• Requirements:
Pull each line containing "meinem" out of the data and copy it.

(Dataset listings of figures)

Begin

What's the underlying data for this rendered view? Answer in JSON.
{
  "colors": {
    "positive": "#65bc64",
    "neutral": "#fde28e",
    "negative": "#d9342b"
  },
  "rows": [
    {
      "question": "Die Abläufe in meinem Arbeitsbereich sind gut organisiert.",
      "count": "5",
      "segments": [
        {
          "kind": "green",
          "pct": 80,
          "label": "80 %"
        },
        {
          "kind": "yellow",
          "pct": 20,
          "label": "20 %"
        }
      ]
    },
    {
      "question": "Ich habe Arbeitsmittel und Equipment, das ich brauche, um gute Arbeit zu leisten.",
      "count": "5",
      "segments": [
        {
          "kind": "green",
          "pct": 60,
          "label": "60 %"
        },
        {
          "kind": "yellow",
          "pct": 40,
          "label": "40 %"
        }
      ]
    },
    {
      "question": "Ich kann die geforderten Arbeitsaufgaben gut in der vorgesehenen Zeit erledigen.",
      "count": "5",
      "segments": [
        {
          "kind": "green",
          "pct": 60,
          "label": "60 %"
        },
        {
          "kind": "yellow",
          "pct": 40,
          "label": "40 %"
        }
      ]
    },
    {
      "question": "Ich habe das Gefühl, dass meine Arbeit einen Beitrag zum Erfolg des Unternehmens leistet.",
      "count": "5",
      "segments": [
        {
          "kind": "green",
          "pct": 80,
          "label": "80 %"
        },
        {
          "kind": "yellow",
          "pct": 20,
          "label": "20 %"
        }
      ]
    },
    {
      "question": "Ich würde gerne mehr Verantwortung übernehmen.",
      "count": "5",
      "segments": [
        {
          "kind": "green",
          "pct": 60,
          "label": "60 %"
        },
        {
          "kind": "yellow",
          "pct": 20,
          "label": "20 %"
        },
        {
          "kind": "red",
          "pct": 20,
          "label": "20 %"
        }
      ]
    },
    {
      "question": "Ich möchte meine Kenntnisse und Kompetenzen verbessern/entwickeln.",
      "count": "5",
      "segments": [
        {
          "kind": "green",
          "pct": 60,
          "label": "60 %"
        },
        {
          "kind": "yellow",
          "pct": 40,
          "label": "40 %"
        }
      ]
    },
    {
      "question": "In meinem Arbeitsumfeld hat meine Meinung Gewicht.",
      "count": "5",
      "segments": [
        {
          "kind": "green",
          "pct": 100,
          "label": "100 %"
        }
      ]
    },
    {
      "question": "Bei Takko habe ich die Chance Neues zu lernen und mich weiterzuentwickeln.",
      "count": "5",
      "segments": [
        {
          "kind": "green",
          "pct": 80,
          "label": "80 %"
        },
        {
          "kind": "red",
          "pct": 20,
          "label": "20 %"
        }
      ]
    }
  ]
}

End

• Response to the task:
      "question": "Die Abläufe in meinem Arbeitsbereich sind gut organisiert.",
      "question": "In meinem Arbeitsumfeld hat meine Meinung Gewicht.",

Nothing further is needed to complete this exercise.